Information given.
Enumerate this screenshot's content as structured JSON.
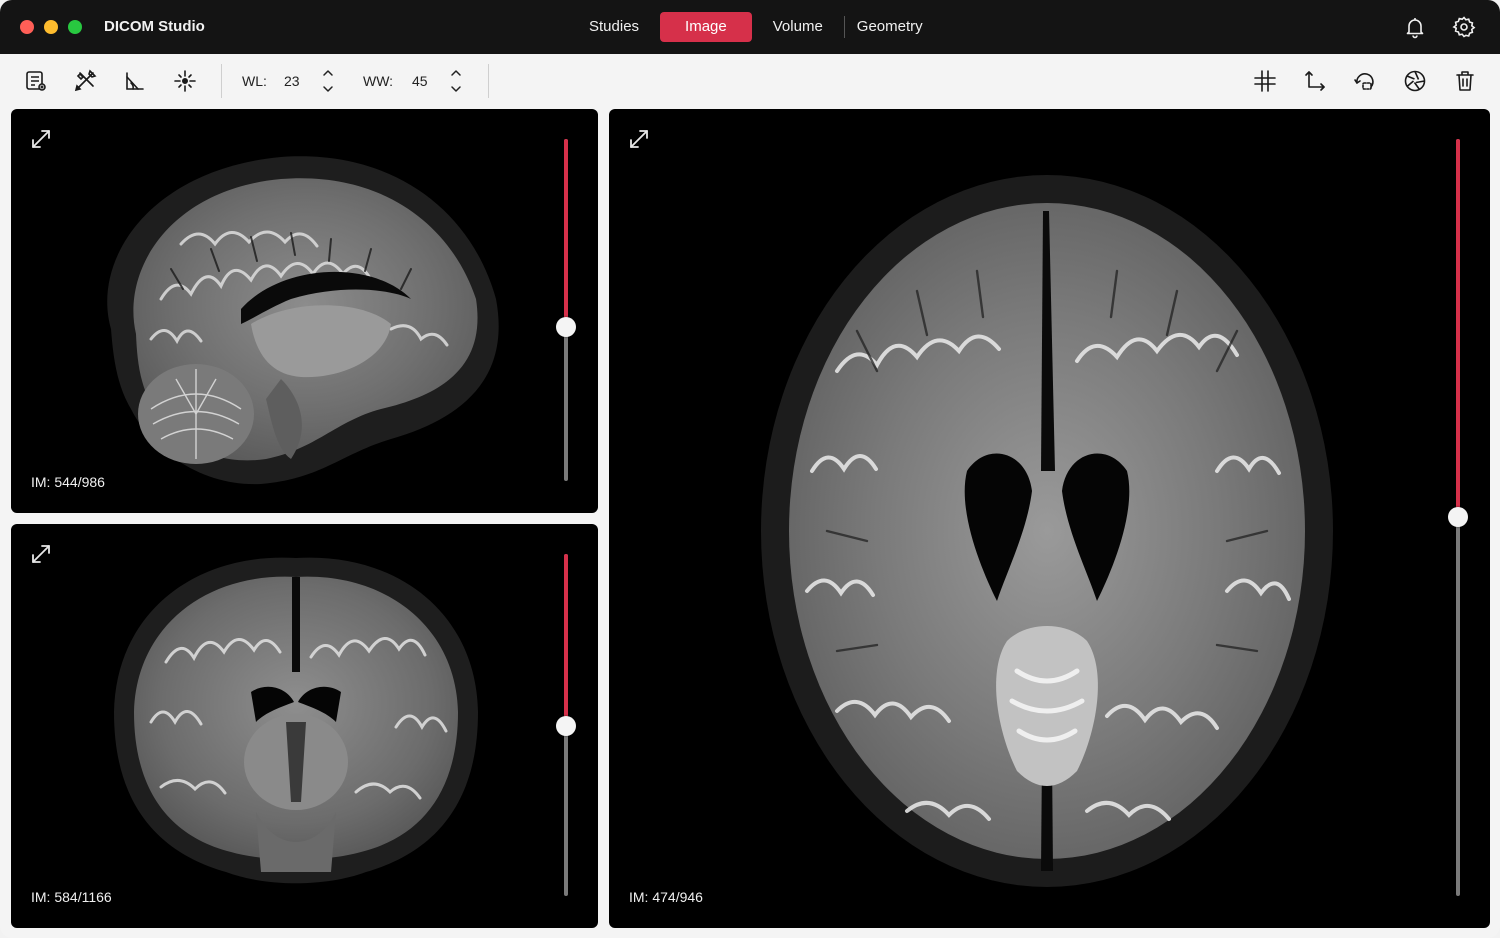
{
  "window": {
    "title": "DICOM Studio"
  },
  "nav": {
    "tabs": [
      {
        "label": "Studies",
        "active": false
      },
      {
        "label": "Image",
        "active": true
      },
      {
        "label": "Volume",
        "active": false
      },
      {
        "label": "Geometry",
        "active": false
      }
    ]
  },
  "titlebar_icons": [
    "bell-icon",
    "gear-icon"
  ],
  "toolbar": {
    "left_tools": [
      "report-icon",
      "tools-icon",
      "angle-measure-icon",
      "crosshair-icon"
    ],
    "wl_label": "WL:",
    "wl_value": "23",
    "ww_label": "WW:",
    "ww_value": "45",
    "right_tools": [
      "grid-icon",
      "axes-icon",
      "rotate-icon",
      "aperture-icon",
      "trash-icon"
    ]
  },
  "viewports": {
    "sagittal": {
      "image_label": "IM: 544/986",
      "slice": 544,
      "total": 986
    },
    "coronal": {
      "image_label": "IM: 584/1166",
      "slice": 584,
      "total": 1166
    },
    "axial": {
      "image_label": "IM: 474/946",
      "slice": 474,
      "total": 946
    }
  },
  "colors": {
    "accent": "#d6304a",
    "titlebar": "#141414",
    "viewport_bg": "#000000"
  }
}
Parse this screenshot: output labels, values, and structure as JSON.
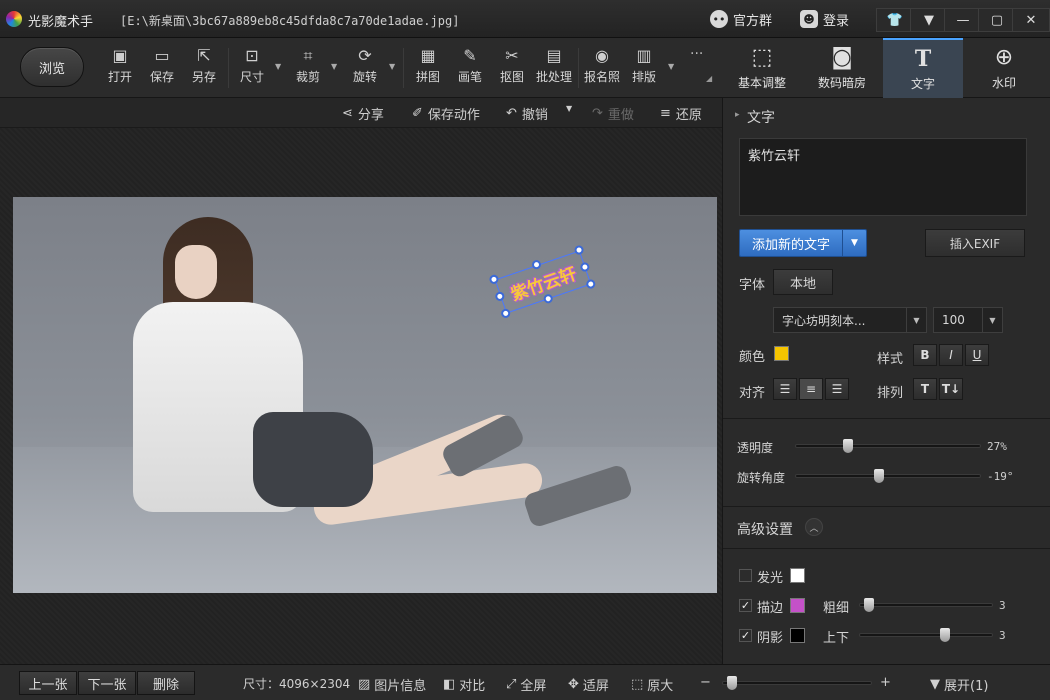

The problem. Copy the listing over exactly, skipping the pictures it holds.

Right answer.
Enumerate this screenshot's content as structured JSON.
{
  "window": {
    "title": "DICOM Studio"
  },
  "nav": {
    "tabs": [
      {
        "label": "Studies",
        "active": false
      },
      {
        "label": "Image",
        "active": true
      },
      {
        "label": "Volume",
        "active": false
      },
      {
        "label": "Geometry",
        "active": false
      }
    ]
  },
  "titlebar_icons": [
    "bell-icon",
    "gear-icon"
  ],
  "toolbar": {
    "left_tools": [
      "report-icon",
      "tools-icon",
      "angle-measure-icon",
      "crosshair-icon"
    ],
    "wl_label": "WL:",
    "wl_value": "23",
    "ww_label": "WW:",
    "ww_value": "45",
    "right_tools": [
      "grid-icon",
      "axes-icon",
      "rotate-icon",
      "aperture-icon",
      "trash-icon"
    ]
  },
  "viewports": {
    "sagittal": {
      "image_label": "IM: 544/986",
      "slice": 544,
      "total": 986
    },
    "coronal": {
      "image_label": "IM: 584/1166",
      "slice": 584,
      "total": 1166
    },
    "axial": {
      "image_label": "IM: 474/946",
      "slice": 474,
      "total": 946
    }
  },
  "colors": {
    "accent": "#d6304a",
    "titlebar": "#141414",
    "viewport_bg": "#000000"
  }
}
Parse this screenshot: output labels, values, and structure as JSON.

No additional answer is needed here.